SHORT EXERCISE:
Extract and list every line that contains the word "médias".

STORED DATA:
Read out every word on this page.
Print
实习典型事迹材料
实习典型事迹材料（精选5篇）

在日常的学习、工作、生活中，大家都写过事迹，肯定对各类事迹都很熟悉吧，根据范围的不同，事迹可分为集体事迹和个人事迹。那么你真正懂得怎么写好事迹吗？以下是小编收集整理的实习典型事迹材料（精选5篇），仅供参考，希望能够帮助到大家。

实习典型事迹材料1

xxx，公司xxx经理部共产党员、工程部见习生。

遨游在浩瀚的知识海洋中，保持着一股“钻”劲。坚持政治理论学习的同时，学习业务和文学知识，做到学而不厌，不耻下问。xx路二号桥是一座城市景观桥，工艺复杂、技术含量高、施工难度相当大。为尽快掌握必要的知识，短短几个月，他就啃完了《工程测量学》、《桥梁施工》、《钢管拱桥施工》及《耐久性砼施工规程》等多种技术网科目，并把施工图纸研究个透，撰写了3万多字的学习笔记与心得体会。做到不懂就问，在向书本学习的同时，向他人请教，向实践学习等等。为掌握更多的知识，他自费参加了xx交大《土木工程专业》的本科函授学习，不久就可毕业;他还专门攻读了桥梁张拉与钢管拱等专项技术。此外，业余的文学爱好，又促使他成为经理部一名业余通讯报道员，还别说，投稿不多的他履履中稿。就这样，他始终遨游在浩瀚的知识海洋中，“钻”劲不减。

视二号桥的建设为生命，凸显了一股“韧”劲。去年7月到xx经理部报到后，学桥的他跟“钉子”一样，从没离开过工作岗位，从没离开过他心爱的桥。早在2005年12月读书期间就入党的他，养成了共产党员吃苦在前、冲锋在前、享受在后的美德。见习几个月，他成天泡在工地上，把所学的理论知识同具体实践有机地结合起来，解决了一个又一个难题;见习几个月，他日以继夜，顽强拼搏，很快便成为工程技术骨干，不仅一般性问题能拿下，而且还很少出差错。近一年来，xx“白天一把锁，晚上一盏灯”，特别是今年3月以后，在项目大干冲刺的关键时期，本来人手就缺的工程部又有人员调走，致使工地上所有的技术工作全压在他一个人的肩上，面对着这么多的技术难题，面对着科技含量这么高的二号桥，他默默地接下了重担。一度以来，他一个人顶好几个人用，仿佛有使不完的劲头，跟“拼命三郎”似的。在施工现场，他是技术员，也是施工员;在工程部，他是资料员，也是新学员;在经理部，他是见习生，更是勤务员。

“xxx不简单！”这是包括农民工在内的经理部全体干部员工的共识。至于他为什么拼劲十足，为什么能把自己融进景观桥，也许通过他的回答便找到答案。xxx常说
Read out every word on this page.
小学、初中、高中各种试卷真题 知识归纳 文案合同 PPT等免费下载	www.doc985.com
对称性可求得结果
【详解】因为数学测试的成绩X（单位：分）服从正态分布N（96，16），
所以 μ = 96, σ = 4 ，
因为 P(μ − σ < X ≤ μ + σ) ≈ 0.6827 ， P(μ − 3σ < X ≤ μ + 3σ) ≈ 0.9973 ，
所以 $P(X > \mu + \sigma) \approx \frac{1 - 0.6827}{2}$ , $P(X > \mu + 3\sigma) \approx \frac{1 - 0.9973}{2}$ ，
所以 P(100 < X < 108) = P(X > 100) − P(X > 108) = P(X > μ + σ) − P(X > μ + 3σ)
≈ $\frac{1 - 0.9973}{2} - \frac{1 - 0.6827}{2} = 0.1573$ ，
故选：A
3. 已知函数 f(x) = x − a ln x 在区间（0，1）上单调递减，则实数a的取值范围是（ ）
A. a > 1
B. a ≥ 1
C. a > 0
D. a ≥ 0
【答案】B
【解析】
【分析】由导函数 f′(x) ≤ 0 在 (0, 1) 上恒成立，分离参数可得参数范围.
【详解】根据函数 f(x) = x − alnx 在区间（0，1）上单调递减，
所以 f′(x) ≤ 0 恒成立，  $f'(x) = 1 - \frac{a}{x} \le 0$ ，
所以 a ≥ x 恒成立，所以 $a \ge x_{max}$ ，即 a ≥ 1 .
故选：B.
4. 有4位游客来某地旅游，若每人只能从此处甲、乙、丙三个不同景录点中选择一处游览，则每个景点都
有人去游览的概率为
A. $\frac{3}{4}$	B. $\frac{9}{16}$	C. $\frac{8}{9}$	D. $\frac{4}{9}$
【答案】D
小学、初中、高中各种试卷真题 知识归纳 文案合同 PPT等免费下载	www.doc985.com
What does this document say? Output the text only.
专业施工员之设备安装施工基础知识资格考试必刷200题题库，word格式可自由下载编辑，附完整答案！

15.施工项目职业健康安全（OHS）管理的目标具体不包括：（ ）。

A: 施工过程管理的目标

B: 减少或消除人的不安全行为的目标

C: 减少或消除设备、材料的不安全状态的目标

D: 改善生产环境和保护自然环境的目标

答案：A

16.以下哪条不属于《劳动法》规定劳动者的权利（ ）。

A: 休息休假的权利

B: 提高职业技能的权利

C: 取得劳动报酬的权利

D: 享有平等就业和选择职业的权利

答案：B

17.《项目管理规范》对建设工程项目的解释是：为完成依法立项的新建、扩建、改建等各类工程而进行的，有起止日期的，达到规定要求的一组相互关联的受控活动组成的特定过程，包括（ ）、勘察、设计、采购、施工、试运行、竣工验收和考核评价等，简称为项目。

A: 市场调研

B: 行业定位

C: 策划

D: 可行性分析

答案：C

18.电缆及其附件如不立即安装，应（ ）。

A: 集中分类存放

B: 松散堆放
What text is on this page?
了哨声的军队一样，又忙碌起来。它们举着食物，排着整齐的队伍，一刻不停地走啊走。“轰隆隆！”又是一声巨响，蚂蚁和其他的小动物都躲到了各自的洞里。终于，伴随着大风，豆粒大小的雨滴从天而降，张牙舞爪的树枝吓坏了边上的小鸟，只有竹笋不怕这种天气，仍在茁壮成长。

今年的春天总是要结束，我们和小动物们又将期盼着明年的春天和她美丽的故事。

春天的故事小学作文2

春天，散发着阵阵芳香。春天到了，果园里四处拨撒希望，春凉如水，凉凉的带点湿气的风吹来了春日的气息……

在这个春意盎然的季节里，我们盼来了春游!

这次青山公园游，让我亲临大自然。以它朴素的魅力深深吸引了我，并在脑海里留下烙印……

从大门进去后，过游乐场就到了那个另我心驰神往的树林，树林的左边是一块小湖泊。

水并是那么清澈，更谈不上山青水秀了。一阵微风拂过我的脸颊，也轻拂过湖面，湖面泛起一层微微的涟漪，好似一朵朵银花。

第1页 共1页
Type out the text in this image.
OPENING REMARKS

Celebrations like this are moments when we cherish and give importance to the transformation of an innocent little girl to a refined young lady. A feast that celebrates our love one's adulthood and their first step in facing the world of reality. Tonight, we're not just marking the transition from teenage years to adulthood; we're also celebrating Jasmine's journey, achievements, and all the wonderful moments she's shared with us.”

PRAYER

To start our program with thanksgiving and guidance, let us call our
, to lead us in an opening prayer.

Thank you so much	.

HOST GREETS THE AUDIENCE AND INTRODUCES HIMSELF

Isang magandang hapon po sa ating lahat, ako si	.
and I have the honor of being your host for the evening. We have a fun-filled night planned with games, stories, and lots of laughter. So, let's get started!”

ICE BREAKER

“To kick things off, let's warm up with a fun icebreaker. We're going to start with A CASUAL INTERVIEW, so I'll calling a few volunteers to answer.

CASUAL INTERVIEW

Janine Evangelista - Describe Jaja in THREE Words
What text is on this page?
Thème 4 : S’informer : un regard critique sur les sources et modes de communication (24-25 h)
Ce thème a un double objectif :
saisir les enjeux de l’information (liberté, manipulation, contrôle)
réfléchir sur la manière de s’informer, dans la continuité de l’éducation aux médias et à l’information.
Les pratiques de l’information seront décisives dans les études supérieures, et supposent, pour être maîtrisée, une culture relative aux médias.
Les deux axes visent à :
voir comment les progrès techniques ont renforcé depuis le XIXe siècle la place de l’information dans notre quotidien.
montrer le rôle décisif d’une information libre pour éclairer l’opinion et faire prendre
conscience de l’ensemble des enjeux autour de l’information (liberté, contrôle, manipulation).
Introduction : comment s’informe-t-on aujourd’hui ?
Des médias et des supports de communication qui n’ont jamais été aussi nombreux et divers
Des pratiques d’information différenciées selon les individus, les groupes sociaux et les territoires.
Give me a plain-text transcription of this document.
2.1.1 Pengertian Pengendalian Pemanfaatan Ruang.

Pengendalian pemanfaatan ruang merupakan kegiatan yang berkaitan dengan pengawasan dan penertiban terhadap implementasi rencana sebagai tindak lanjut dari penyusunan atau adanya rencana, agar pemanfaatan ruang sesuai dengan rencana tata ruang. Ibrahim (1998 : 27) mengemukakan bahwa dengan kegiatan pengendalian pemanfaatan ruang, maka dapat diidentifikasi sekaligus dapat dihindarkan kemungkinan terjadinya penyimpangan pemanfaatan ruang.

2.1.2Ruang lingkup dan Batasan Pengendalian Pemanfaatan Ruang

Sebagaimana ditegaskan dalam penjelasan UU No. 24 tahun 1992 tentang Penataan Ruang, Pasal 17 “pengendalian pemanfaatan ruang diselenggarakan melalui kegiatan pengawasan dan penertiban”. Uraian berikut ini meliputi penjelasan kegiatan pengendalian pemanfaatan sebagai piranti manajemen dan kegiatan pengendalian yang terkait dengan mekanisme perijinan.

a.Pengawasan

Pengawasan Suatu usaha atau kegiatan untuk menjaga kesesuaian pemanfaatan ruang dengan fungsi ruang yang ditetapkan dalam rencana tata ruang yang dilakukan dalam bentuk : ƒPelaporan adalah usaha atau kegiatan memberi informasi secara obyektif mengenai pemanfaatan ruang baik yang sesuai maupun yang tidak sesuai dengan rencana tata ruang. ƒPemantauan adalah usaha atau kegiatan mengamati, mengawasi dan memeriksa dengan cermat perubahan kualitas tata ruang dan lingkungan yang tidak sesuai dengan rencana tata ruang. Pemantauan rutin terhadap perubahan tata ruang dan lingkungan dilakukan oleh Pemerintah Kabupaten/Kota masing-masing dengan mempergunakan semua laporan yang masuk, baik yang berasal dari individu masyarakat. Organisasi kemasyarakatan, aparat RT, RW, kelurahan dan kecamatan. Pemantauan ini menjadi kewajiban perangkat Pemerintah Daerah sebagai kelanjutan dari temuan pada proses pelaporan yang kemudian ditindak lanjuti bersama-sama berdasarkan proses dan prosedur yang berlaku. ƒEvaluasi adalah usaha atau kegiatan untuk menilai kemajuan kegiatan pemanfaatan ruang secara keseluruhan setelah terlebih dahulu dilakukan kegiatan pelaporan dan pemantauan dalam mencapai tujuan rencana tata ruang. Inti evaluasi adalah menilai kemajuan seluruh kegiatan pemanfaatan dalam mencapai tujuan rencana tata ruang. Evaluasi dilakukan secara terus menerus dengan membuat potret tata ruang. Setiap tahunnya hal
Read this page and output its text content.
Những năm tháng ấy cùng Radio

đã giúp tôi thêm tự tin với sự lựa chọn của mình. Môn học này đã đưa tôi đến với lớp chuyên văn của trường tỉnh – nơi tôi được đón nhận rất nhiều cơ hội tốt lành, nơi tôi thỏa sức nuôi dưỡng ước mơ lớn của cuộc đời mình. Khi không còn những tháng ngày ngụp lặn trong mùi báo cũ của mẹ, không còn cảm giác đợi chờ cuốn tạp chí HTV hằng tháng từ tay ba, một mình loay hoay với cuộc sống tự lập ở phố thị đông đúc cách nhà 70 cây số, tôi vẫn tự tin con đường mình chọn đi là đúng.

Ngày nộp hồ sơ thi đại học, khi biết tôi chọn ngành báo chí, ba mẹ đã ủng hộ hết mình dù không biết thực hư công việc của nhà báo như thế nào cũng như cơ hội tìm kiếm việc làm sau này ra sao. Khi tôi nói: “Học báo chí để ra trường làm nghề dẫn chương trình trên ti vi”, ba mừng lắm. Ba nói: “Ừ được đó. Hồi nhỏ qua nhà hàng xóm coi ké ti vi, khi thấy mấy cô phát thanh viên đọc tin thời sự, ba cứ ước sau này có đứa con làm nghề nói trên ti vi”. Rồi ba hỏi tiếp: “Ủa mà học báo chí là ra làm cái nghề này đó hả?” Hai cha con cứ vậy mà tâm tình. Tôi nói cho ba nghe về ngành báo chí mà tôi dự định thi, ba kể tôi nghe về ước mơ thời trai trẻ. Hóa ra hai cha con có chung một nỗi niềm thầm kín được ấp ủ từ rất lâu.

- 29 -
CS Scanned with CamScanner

REPLY TO THE EXERCISE:
réfléchir sur la manière de s’informer, dans la continuité de l’éducation aux médias et à l’information.
Les pratiques de l’information seront décisives dans les études supérieures, et supposent, pour être maîtrisée, une culture relative aux médias.
Des médias et des supports de communication qui n’ont jamais été aussi nombreux et divers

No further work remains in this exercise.